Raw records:
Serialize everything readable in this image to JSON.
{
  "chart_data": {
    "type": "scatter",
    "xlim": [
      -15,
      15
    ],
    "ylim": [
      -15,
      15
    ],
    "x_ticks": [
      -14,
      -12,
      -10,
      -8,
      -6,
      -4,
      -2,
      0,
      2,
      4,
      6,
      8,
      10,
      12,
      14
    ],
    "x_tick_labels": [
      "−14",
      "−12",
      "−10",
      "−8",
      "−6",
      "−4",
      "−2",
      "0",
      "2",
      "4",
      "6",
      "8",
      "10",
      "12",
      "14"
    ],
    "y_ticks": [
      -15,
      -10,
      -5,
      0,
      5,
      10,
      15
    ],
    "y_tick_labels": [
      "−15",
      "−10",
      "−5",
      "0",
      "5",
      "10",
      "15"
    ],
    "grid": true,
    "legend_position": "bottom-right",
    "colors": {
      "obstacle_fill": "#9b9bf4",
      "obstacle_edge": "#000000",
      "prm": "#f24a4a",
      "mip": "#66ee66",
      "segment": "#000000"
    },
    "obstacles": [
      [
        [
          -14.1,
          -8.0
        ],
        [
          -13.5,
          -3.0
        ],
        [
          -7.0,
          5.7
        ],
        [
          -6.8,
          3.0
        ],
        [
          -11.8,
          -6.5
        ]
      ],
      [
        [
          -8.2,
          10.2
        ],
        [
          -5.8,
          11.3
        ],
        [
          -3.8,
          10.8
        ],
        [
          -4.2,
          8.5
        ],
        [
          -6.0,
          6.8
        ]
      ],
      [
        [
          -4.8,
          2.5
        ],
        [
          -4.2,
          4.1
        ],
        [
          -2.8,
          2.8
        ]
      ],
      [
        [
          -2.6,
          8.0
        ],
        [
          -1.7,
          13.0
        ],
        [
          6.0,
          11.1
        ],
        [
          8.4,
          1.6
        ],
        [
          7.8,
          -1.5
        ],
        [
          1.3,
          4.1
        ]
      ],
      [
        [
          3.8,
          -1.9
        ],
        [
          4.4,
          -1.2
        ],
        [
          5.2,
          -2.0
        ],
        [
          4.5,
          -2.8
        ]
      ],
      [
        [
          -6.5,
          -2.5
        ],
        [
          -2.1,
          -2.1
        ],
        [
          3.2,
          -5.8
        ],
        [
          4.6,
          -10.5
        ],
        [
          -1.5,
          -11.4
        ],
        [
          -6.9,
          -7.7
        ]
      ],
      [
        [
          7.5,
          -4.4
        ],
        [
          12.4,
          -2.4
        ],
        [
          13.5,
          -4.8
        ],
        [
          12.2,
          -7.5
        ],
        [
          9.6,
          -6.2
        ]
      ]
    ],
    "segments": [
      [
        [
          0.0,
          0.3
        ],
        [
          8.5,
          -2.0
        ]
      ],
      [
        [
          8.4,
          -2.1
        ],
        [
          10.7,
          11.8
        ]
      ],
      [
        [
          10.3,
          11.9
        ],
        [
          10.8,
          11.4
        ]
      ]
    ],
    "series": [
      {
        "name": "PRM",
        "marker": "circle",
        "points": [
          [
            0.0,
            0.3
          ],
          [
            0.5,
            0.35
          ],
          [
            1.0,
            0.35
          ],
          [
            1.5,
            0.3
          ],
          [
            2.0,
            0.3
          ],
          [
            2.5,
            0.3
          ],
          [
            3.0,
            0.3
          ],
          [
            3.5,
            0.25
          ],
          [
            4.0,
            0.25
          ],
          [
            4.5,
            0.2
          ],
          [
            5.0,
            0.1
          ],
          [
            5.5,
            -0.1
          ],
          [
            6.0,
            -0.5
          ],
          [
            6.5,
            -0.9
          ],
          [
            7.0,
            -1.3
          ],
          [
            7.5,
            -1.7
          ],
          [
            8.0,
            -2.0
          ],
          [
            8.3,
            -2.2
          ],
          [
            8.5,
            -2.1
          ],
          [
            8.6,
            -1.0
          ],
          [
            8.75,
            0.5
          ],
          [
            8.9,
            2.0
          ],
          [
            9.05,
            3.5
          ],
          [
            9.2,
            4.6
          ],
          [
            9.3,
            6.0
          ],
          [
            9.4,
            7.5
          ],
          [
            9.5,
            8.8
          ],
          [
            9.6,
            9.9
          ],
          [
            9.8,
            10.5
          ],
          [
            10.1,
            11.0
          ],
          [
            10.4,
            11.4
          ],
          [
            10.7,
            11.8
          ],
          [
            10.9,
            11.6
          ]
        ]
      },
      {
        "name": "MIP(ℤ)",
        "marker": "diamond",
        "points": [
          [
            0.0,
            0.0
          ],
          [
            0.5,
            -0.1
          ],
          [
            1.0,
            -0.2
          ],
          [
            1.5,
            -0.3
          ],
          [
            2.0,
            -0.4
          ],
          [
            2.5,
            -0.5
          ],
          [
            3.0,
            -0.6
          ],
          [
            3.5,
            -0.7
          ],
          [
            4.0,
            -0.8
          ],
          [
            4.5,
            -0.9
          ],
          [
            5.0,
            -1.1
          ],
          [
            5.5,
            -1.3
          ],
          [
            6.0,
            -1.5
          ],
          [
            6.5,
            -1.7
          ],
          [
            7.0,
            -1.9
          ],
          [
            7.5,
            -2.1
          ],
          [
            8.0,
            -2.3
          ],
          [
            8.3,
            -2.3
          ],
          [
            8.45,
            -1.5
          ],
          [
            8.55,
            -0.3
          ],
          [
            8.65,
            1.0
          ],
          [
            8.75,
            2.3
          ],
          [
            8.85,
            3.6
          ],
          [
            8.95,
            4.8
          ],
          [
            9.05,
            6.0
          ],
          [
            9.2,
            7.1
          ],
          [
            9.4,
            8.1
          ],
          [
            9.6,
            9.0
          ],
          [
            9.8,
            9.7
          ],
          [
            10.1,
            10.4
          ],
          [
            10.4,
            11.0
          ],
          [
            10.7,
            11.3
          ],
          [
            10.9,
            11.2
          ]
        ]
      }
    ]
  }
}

» Problem to solve
Using the listing above, retype each line exactly.

» Solution to this exercise
Serialize everything readable in this image to JSON.
{
  "chart_data": {
    "type": "scatter",
    "xlim": [
      -15,
      15
    ],
    "ylim": [
      -15,
      15
    ],
    "x_ticks": [
      -14,
      -12,
      -10,
      -8,
      -6,
      -4,
      -2,
      0,
      2,
      4,
      6,
      8,
      10,
      12,
      14
    ],
    "x_tick_labels": [
      "−14",
      "−12",
      "−10",
      "−8",
      "−6",
      "−4",
      "−2",
      "0",
      "2",
      "4",
      "6",
      "8",
      "10",
      "12",
      "14"
    ],
    "y_ticks": [
      -15,
      -10,
      -5,
      0,
      5,
      10,
      15
    ],
    "y_tick_labels": [
      "−15",
      "−10",
      "−5",
      "0",
      "5",
      "10",
      "15"
    ],
    "grid": true,
    "legend_position": "bottom-right",
    "colors": {
      "obstacle_fill": "#9b9bf4",
      "obstacle_edge": "#000000",
      "prm": "#f24a4a",
      "mip": "#66ee66",
      "segment": "#000000"
    },
    "obstacles": [
      [
        [
          -14.1,
          -8.0
        ],
        [
          -13.5,
          -3.0
        ],
        [
          -7.0,
          5.7
        ],
        [
          -6.8,
          3.0
        ],
        [
          -11.8,
          -6.5
        ]
      ],
      [
        [
          -8.2,
          10.2
        ],
        [
          -5.8,
          11.3
        ],
        [
          -3.8,
          10.8
        ],
        [
          -4.2,
          8.5
        ],
        [
          -6.0,
          6.8
        ]
      ],
      [
        [
          -4.8,
          2.5
        ],
        [
          -4.2,
          4.1
        ],
        [
          -2.8,
          2.8
        ]
      ],
      [
        [
          -2.6,
          8.0
        ],
        [
          -1.7,
          13.0
        ],
        [
          6.0,
          11.1
        ],
        [
          8.4,
          1.6
        ],
        [
          7.8,
          -1.5
        ],
        [
          1.3,
          4.1
        ]
      ],
      [
        [
          3.8,
          -1.9
        ],
        [
          4.4,
          -1.2
        ],
        [
          5.2,
          -2.0
        ],
        [
          4.5,
          -2.8
        ]
      ],
      [
        [
          -6.5,
          -2.5
        ],
        [
          -2.1,
          -2.1
        ],
        [
          3.2,
          -5.8
        ],
        [
          4.6,
          -10.5
        ],
        [
          -1.5,
          -11.4
        ],
        [
          -6.9,
          -7.7
        ]
      ],
      [
        [
          7.5,
          -4.4
        ],
        [
          12.4,
          -2.4
        ],
        [
          13.5,
          -4.8
        ],
        [
          12.2,
          -7.5
        ],
        [
          9.6,
          -6.2
        ]
      ]
    ],
    "segments": [
      [
        [
          0.0,
          0.3
        ],
        [
          8.5,
          -2.0
        ]
      ],
      [
        [
          8.4,
          -2.1
        ],
        [
          10.7,
          11.8
        ]
      ],
      [
        [
          10.3,
          11.9
        ],
        [
          10.8,
          11.4
        ]
      ]
    ],
    "series": [
      {
        "name": "PRM",
        "marker": "circle",
        "points": [
          [
            0.0,
            0.3
          ],
          [
            0.5,
            0.35
          ],
          [
            1.0,
            0.35
          ],
          [
            1.5,
            0.3
          ],
          [
            2.0,
            0.3
          ],
          [
            2.5,
            0.3
          ],
          [
            3.0,
            0.3
          ],
          [
            3.5,
            0.25
          ],
          [
            4.0,
            0.25
          ],
          [
            4.5,
            0.2
          ],
          [
            5.0,
            0.1
          ],
          [
            5.5,
            -0.1
          ],
          [
            6.0,
            -0.5
          ],
          [
            6.5,
            -0.9
          ],
          [
            7.0,
            -1.3
          ],
          [
            7.5,
            -1.7
          ],
          [
            8.0,
            -2.0
          ],
          [
            8.3,
            -2.2
          ],
          [
            8.5,
            -2.1
          ],
          [
            8.6,
            -1.0
          ],
          [
            8.75,
            0.5
          ],
          [
            8.9,
            2.0
          ],
          [
            9.05,
            3.5
          ],
          [
            9.2,
            4.6
          ],
          [
            9.3,
            6.0
          ],
          [
            9.4,
            7.5
          ],
          [
            9.5,
            8.8
          ],
          [
            9.6,
            9.9
          ],
          [
            9.8,
            10.5
          ],
          [
            10.1,
            11.0
          ],
          [
            10.4,
            11.4
          ],
          [
            10.7,
            11.8
          ],
          [
            10.9,
            11.6
          ]
        ]
      },
      {
        "name": "MIP(ℤ)",
        "marker": "diamond",
        "points": [
          [
            0.0,
            0.0
          ],
          [
            0.5,
            -0.1
          ],
          [
            1.0,
            -0.2
          ],
          [
            1.5,
            -0.3
          ],
          [
            2.0,
            -0.4
          ],
          [
            2.5,
            -0.5
          ],
          [
            3.0,
            -0.6
          ],
          [
            3.5,
            -0.7
          ],
          [
            4.0,
            -0.8
          ],
          [
            4.5,
            -0.9
          ],
          [
            5.0,
            -1.1
          ],
          [
            5.5,
            -1.3
          ],
          [
            6.0,
            -1.5
          ],
          [
            6.5,
            -1.7
          ],
          [
            7.0,
            -1.9
          ],
          [
            7.5,
            -2.1
          ],
          [
            8.0,
            -2.3
          ],
          [
            8.3,
            -2.3
          ],
          [
            8.45,
            -1.5
          ],
          [
            8.55,
            -0.3
          ],
          [
            8.65,
            1.0
          ],
          [
            8.75,
            2.3
          ],
          [
            8.85,
            3.6
          ],
          [
            8.95,
            4.8
          ],
          [
            9.05,
            6.0
          ],
          [
            9.2,
            7.1
          ],
          [
            9.4,
            8.1
          ],
          [
            9.6,
            9.0
          ],
          [
            9.8,
            9.7
          ],
          [
            10.1,
            10.4
          ],
          [
            10.4,
            11.0
          ],
          [
            10.7,
            11.3
          ],
          [
            10.9,
            11.2
          ]
        ]
      }
    ]
  }
}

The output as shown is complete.